— WORK TASK —
Please give the listing underneath again, exactly as shown.
▼▼▼
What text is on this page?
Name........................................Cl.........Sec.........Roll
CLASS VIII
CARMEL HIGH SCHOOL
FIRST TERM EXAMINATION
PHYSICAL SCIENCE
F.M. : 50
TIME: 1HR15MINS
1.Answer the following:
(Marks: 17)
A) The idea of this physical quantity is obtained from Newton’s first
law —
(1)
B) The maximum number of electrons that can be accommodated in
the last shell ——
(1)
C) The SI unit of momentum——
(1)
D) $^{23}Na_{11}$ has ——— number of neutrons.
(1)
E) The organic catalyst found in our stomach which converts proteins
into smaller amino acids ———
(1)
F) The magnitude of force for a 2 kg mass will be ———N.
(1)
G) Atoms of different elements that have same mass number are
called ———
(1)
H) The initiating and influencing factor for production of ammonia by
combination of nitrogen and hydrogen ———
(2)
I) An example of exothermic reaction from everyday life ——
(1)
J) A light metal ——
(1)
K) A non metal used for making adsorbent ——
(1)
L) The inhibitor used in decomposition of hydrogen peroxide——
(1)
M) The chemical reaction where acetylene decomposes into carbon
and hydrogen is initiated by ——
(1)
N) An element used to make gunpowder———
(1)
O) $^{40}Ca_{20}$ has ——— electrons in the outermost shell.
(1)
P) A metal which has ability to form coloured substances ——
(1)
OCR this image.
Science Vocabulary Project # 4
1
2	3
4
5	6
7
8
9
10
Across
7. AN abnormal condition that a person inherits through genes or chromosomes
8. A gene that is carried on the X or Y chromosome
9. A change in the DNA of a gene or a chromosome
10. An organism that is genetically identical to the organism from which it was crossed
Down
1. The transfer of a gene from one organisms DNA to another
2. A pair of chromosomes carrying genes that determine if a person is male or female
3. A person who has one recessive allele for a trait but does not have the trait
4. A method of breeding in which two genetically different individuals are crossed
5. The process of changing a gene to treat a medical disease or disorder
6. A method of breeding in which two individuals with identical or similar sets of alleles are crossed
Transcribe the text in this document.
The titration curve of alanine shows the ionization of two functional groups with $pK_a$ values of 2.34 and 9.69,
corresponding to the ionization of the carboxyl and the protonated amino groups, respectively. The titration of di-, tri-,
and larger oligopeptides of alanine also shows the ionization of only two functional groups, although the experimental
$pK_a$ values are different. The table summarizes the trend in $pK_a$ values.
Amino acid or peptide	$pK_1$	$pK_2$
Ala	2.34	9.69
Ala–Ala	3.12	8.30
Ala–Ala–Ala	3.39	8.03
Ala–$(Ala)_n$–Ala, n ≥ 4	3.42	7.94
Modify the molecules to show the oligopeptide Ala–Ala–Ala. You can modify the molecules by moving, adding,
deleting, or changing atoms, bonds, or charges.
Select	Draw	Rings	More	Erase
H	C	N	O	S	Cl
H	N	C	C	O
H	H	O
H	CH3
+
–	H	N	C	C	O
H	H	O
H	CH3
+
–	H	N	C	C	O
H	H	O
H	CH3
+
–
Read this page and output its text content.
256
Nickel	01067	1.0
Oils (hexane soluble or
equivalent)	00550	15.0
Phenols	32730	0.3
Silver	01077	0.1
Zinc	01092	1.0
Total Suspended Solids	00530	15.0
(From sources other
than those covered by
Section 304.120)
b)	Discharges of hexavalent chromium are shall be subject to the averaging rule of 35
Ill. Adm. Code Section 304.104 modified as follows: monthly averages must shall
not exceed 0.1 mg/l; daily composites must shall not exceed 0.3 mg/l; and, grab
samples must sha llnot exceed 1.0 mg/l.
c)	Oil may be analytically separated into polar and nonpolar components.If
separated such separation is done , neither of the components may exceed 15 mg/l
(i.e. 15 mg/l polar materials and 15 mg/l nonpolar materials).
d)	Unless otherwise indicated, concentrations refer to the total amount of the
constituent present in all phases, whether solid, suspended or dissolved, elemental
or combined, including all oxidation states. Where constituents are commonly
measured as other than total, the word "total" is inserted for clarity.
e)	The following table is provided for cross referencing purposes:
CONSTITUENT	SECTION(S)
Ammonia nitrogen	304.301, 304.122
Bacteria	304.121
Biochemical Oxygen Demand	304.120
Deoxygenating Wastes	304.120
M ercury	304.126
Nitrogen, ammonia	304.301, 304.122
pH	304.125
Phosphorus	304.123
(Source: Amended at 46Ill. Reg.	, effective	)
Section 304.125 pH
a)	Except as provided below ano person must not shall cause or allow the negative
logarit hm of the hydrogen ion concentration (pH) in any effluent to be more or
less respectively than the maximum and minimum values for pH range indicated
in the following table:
▲▲▲
— THE COMPLETED TASK —
What text is on this page?
Name........................................Cl.........Sec.........Roll
CLASS VIII
CARMEL HIGH SCHOOL
FIRST TERM EXAMINATION
PHYSICAL SCIENCE
F.M. : 50
TIME: 1HR15MINS
1.Answer the following:
(Marks: 17)
A) The idea of this physical quantity is obtained from Newton’s first
law —
(1)
B) The maximum number of electrons that can be accommodated in
the last shell ——
(1)
C) The SI unit of momentum——
(1)
D) $^{23}Na_{11}$ has ——— number of neutrons.
(1)
E) The organic catalyst found in our stomach which converts proteins
into smaller amino acids ———
(1)
F) The magnitude of force for a 2 kg mass will be ———N.
(1)
G) Atoms of different elements that have same mass number are
called ———
(1)
H) The initiating and influencing factor for production of ammonia by
combination of nitrogen and hydrogen ———
(2)
I) An example of exothermic reaction from everyday life ——
(1)
J) A light metal ——
(1)
K) A non metal used for making adsorbent ——
(1)
L) The inhibitor used in decomposition of hydrogen peroxide——
(1)
M) The chemical reaction where acetylene decomposes into carbon
and hydrogen is initiated by ——
(1)
N) An element used to make gunpowder———
(1)
O) $^{40}Ca_{20}$ has ——— electrons in the outermost shell.
(1)
P) A metal which has ability to form coloured substances ——
(1)
OCR this image.
Science Vocabulary Project # 4
1
2	3
4
5	6
7
8
9
10
Across
7. AN abnormal condition that a person inherits through genes or chromosomes
8. A gene that is carried on the X or Y chromosome
9. A change in the DNA of a gene or a chromosome
10. An organism that is genetically identical to the organism from which it was crossed
Down
1. The transfer of a gene from one organisms DNA to another
2. A pair of chromosomes carrying genes that determine if a person is male or female
3. A person who has one recessive allele for a trait but does not have the trait
4. A method of breeding in which two genetically different individuals are crossed
5. The process of changing a gene to treat a medical disease or disorder
6. A method of breeding in which two individuals with identical or similar sets of alleles are crossed
Transcribe the text in this document.
The titration curve of alanine shows the ionization of two functional groups with $pK_a$ values of 2.34 and 9.69,
corresponding to the ionization of the carboxyl and the protonated amino groups, respectively. The titration of di-, tri-,
and larger oligopeptides of alanine also shows the ionization of only two functional groups, although the experimental
$pK_a$ values are different. The table summarizes the trend in $pK_a$ values.
Amino acid or peptide	$pK_1$	$pK_2$
Ala	2.34	9.69
Ala–Ala	3.12	8.30
Ala–Ala–Ala	3.39	8.03
Ala–$(Ala)_n$–Ala, n ≥ 4	3.42	7.94
Modify the molecules to show the oligopeptide Ala–Ala–Ala. You can modify the molecules by moving, adding,
deleting, or changing atoms, bonds, or charges.
Select	Draw	Rings	More	Erase
H	C	N	O	S	Cl
H	N	C	C	O
H	H	O
H	CH3
+
–	H	N	C	C	O
H	H	O
H	CH3
+
–	H	N	C	C	O
H	H	O
H	CH3
+
–
Read this page and output its text content.
256
Nickel	01067	1.0
Oils (hexane soluble or
equivalent)	00550	15.0
Phenols	32730	0.3
Silver	01077	0.1
Zinc	01092	1.0
Total Suspended Solids	00530	15.0
(From sources other
than those covered by
Section 304.120)
b)	Discharges of hexavalent chromium are shall be subject to the averaging rule of 35
Ill. Adm. Code Section 304.104 modified as follows: monthly averages must shall
not exceed 0.1 mg/l; daily composites must shall not exceed 0.3 mg/l; and, grab
samples must sha llnot exceed 1.0 mg/l.
c)	Oil may be analytically separated into polar and nonpolar components.If
separated such separation is done , neither of the components may exceed 15 mg/l
(i.e. 15 mg/l polar materials and 15 mg/l nonpolar materials).
d)	Unless otherwise indicated, concentrations refer to the total amount of the
constituent present in all phases, whether solid, suspended or dissolved, elemental
or combined, including all oxidation states. Where constituents are commonly
measured as other than total, the word "total" is inserted for clarity.
e)	The following table is provided for cross referencing purposes:
CONSTITUENT	SECTION(S)
Ammonia nitrogen	304.301, 304.122
Bacteria	304.121
Biochemical Oxygen Demand	304.120
Deoxygenating Wastes	304.120
M ercury	304.126
Nitrogen, ammonia	304.301, 304.122
pH	304.125
Phosphorus	304.123
(Source: Amended at 46Ill. Reg.	, effective	)
Section 304.125 pH
a)	Except as provided below ano person must not shall cause or allow the negative
logarit hm of the hydrogen ion concentration (pH) in any effluent to be more or
less respectively than the maximum and minimum values for pH range indicated
in the following table:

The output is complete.